EXERCISE PROMPT:
Copy these records word for word, leaving out the pictures.

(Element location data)

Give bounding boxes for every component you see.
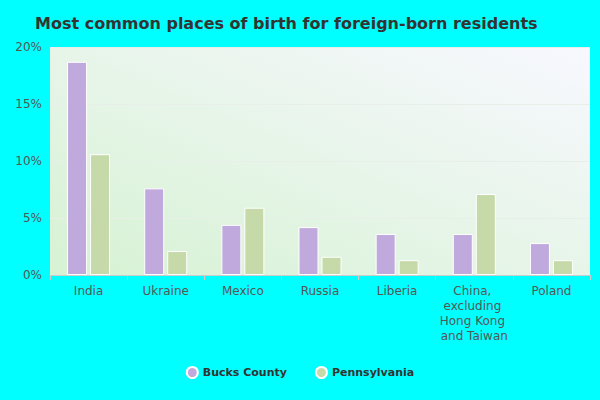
svg-text:Most common places of birth fo: Most common places of birth for foreign-… xyxy=(35,14,538,33)
svg-text:Mexico: Mexico xyxy=(222,284,264,298)
svg-text:Poland: Poland xyxy=(531,284,571,298)
svg-text:15%: 15% xyxy=(15,97,42,111)
svg-text:Pennsylvania: Pennsylvania xyxy=(332,366,414,379)
svg-text:India: India xyxy=(74,284,103,298)
svg-text:20%: 20% xyxy=(15,40,42,54)
svg-text:10%: 10% xyxy=(15,154,42,168)
svg-text:China,: China, xyxy=(453,284,495,298)
svg-text:and Taiwan: and Taiwan xyxy=(441,329,508,343)
svg-text:5%: 5% xyxy=(23,211,42,225)
svg-text:Hong Kong: Hong Kong xyxy=(440,314,509,328)
svg-text:excluding: excluding xyxy=(443,299,505,313)
svg-text:Russia: Russia xyxy=(301,284,340,298)
svg-text:0%: 0% xyxy=(23,268,42,282)
svg-text:Bucks County: Bucks County xyxy=(203,366,287,379)
svg-text:Liberia: Liberia xyxy=(377,284,418,298)
svg-text:Ukraine: Ukraine xyxy=(143,284,189,298)
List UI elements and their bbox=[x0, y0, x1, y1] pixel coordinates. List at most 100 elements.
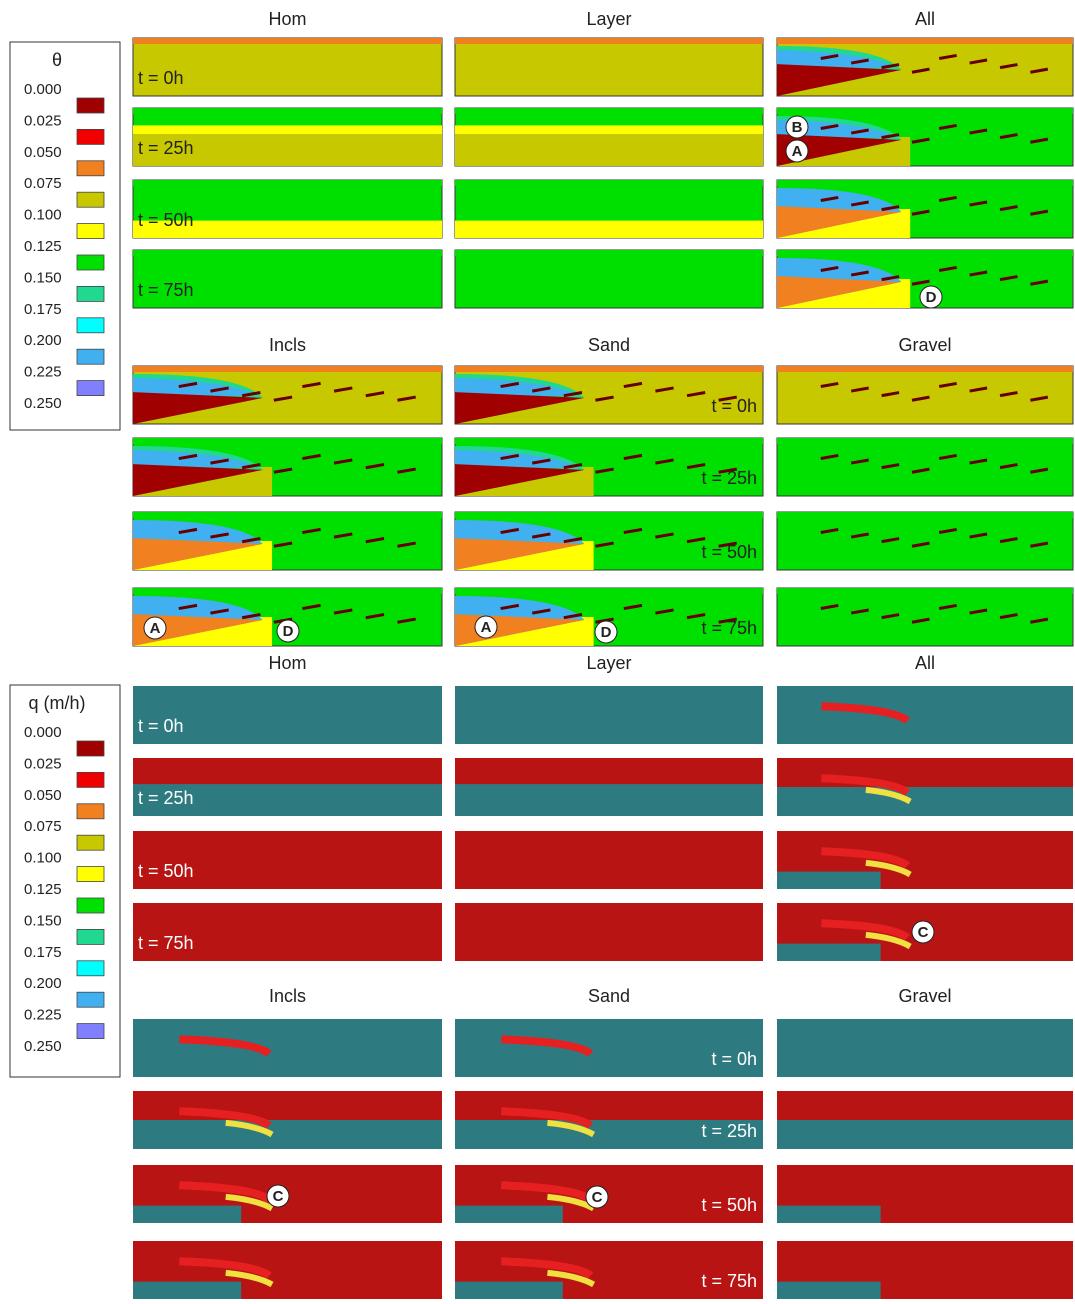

RESULT FOR THIS TASK:
Give bounding boxes for every component you see.
svg-text:Most common places of birth fo: Most common places of birth for foreign-… xyxy=(35,14,538,33)
svg-text:Mexico: Mexico xyxy=(222,284,264,298)
svg-text:Poland: Poland xyxy=(531,284,571,298)
svg-text:15%: 15% xyxy=(15,97,42,111)
svg-text:Pennsylvania: Pennsylvania xyxy=(332,366,414,379)
svg-text:India: India xyxy=(74,284,103,298)
svg-text:20%: 20% xyxy=(15,40,42,54)
svg-text:10%: 10% xyxy=(15,154,42,168)
svg-text:China,: China, xyxy=(453,284,495,298)
svg-text:and Taiwan: and Taiwan xyxy=(441,329,508,343)
svg-text:5%: 5% xyxy=(23,211,42,225)
svg-text:Hong Kong: Hong Kong xyxy=(440,314,509,328)
svg-text:excluding: excluding xyxy=(443,299,505,313)
svg-text:Russia: Russia xyxy=(301,284,340,298)
svg-text:0%: 0% xyxy=(23,268,42,282)
svg-text:Bucks County: Bucks County xyxy=(203,366,287,379)
svg-text:Liberia: Liberia xyxy=(377,284,418,298)
svg-text:Ukraine: Ukraine xyxy=(143,284,189,298)
List UI elements and their bbox=[x0, y0, x1, y1] pixel coordinates. List at most 100 elements.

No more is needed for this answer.